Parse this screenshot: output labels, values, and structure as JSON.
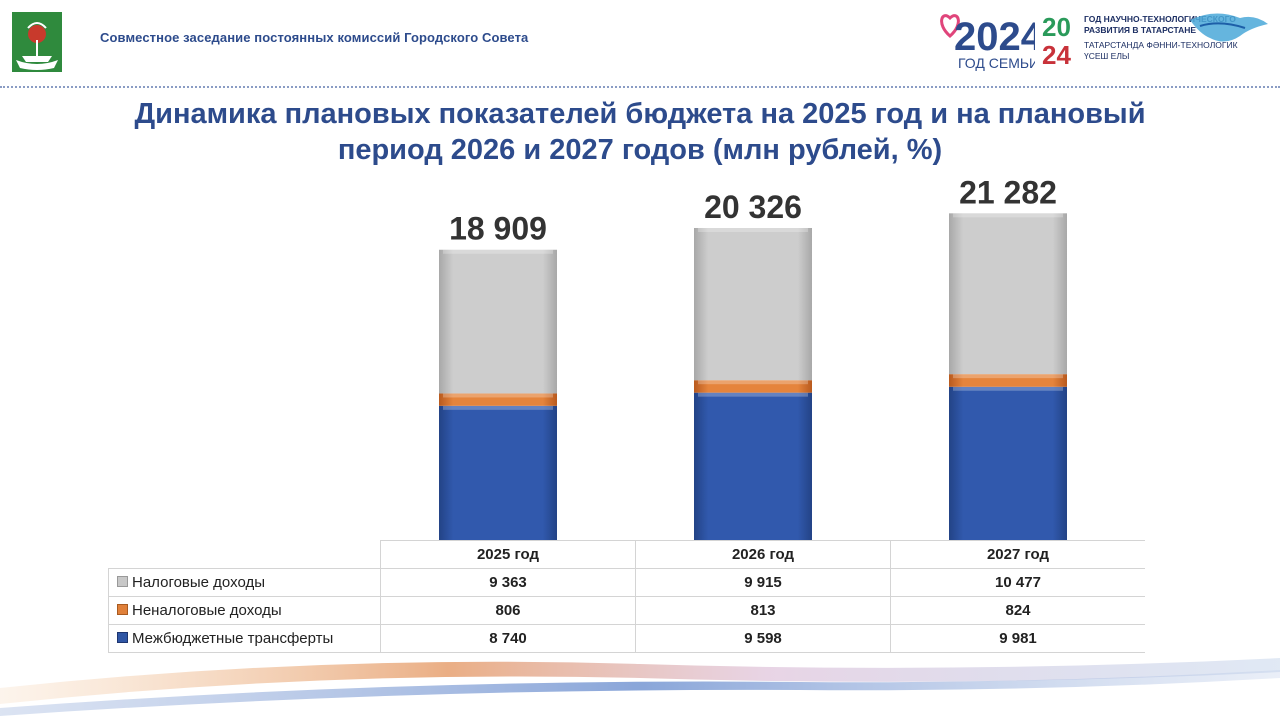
{
  "header": {
    "org_text": "Совместное заседание постоянных комиссий Городского Совета",
    "brand_family": {
      "year": "2024",
      "caption": "ГОД СЕМЬИ"
    },
    "brand_tech": {
      "year_top": "20",
      "year_bottom": "24",
      "line1": "ГОД НАУЧНО-ТЕХНОЛОГИЧЕСКОГО",
      "line2": "РАЗВИТИЯ В ТАТАРСТАНЕ",
      "line3": "ТАТАРСТАНДА ФӘННИ-ТЕХНОЛОГИК",
      "line4": "ҮСЕШ ЕЛЫ"
    }
  },
  "chart_data": {
    "type": "bar",
    "stacked": true,
    "title": "Динамика плановых показателей бюджета на 2025 год и на плановый период 2026 и 2027 годов (млн рублей, %)",
    "categories": [
      "2025 год",
      "2026 год",
      "2027 год"
    ],
    "totals": [
      18909,
      20326,
      21282
    ],
    "total_labels": [
      "18 909",
      "20 326",
      "21 282"
    ],
    "series": [
      {
        "name": "Межбюджетные трансферты",
        "values": [
          8740,
          9598,
          9981
        ],
        "labels": [
          "8 740",
          "9 598",
          "9 981"
        ],
        "color": "#2f56a5"
      },
      {
        "name": "Неналоговые доходы",
        "values": [
          806,
          813,
          824
        ],
        "labels": [
          "806",
          "813",
          "824"
        ],
        "color": "#e0803a"
      },
      {
        "name": "Налоговые доходы",
        "values": [
          9363,
          9915,
          10477
        ],
        "labels": [
          "9 363",
          "9 915",
          "10 477"
        ],
        "color": "#c8c8c8"
      }
    ],
    "legend": "data-table-below",
    "grid": false
  },
  "table": {
    "header": [
      "2025 год",
      "2026 год",
      "2027 год"
    ],
    "rows": [
      {
        "label": "Налоговые доходы",
        "color": "#c8c8c8",
        "values": [
          "9 363",
          "9 915",
          "10 477"
        ]
      },
      {
        "label": "Неналоговые доходы",
        "color": "#e0803a",
        "values": [
          "806",
          "813",
          "824"
        ]
      },
      {
        "label": "Межбюджетные трансферты",
        "color": "#2f56a5",
        "values": [
          "8 740",
          "9 598",
          "9 981"
        ]
      }
    ]
  }
}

-----

◆ TASK INSTRUCTIONS
Return from the data every line that holds "Неналоговые".

◆ RESPONSE TO THIS TASK
        "name": "Неналоговые доходы",
        "label": "Неналоговые доходы",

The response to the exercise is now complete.